— start Dataset records —

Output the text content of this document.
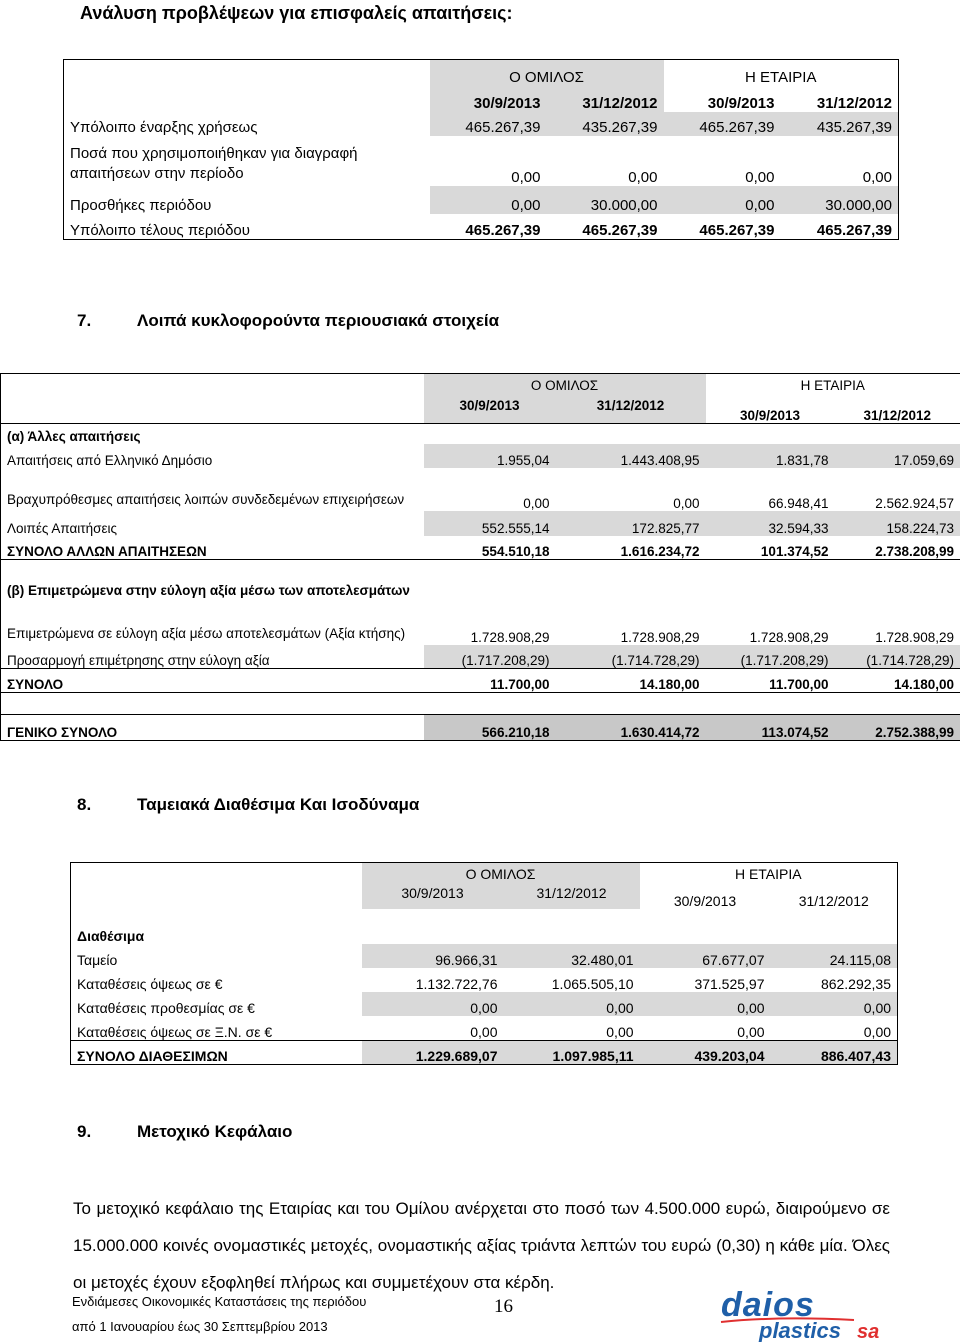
Ανάλυση προβλέψεων για επισφαλείς απαιτήσεις:
	Ο ΟΜΙΛΟΣ		Η ΕΤΑΙΡΙΑ	
	30/9/2013	31/12/2012	30/9/2013	31/12/2012
Υπόλοιπο έναρξης χρήσεως	465.267,39	435.267,39	465.267,39	435.267,39
Ποσά που χρησιμοποιήθηκαν για διαγραφή απαιτήσεων στην περίοδο	0,00	0,00	0,00	0,00
Προσθήκες περιόδου	0,00	30.000,00	0,00	30.000,00
Υπόλοιπο τέλους περιόδου	465.267,39	465.267,39	465.267,39	465.267,39
7.	Λοιπά κυκλοφορούντα περιουσιακά στοιχεία
	Ο ΟΜΙΛΟΣ		Η ΕΤΑΙΡΙΑ	
	30/9/2013	31/12/2012	30/9/2013	31/12/2012
(α) Άλλες απαιτήσεις				
Απαιτήσεις από Ελληνικό Δημόσιο	1.955,04	1.443.408,95	1.831,78	17.059,69
Βραχυπρόθεσμες απαιτήσεις λοιπών συνδεδεμένων επιχειρήσεων	0,00	0,00	66.948,41	2.562.924,57
Λοιπές Απαιτήσεις	552.555,14	172.825,77	32.594,33	158.224,73
ΣΥΝΟΛΟ ΑΛΛΩΝ ΑΠΑΙΤΗΣΕΩΝ	554.510,18	1.616.234,72	101.374,52	2.738.208,99
(β) Επιμετρώμενα στην εύλογη αξία μέσω των αποτελεσμάτων				
Επιμετρώμενα σε εύλογη αξία μέσω αποτελεσμάτων (Αξία κτήσης)	1.728.908,29	1.728.908,29	1.728.908,29	1.728.908,29
Προσαρμογή επιμέτρησης στην εύλογη αξία	(1.717.208,29)	(1.714.728,29)	(1.717.208,29)	(1.714.728,29)
ΣΥΝΟΛΟ	11.700,00	14.180,00	11.700,00	14.180,00

ΓΕΝΙΚΟ ΣΥΝΟΛΟ	566.210,18	1.630.414,72	113.074,52	2.752.388,99
8.	Ταμειακά Διαθέσιμα Και Ισοδύναμα
	Ο ΟΜΙΛΟΣ		Η ΕΤΑΙΡΙΑ	
	30/9/2013	31/12/2012	30/9/2013	31/12/2012
Διαθέσιμα				
Ταμείο	96.966,31	32.480,01	67.677,07	24.115,08
Καταθέσεις όψεως σε €	1.132.722,76	1.065.505,10	371.525,97	862.292,35
Καταθέσεις προθεσμίας σε €	0,00	0,00	0,00	0,00
Καταθέσεις όψεως σε Ξ.Ν. σε €	0,00	0,00	0,00	0,00
ΣΥΝΟΛΟ ΔΙΑΘΕΣΙΜΩΝ	1.229.689,07	1.097.985,11	439.203,04	886.407,43
9.	Μετοχικό Κεφάλαιο
Το μετοχικό κεφάλαιο της Εταιρίας και του Ομίλου ανέρχεται στο ποσό των 4.500.000 ευρώ, διαιρούμενο σε 15.000.000 κοινές ονομαστικές μετοχές, ονομαστικής αξίας τριάντα λεπτών του ευρώ (0,30) η κάθε μία. Όλες οι μετοχές έχουν εξοφληθεί πλήρως και συμμετέχουν στα κέρδη.
Ενδιάμεσες Οικονομικές Καταστάσεις της περιόδου
από 1 Ιανουαρίου έως 30 Σεπτεμβρίου 2013
16	daios
plastics sa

— end Dataset records —

**Task requirements:**
From the entries, report each line that includes the word "μέσω".

**Worked answer:**
(β) Επιμετρώμενα στην εύλογη αξία μέσω των αποτελεσμάτων				
Επιμετρώμενα σε εύλογη αξία μέσω αποτελεσμάτων (Αξία κτήσης)	1.728.908,29	1.728.908,29	1.728.908,29	1.728.908,29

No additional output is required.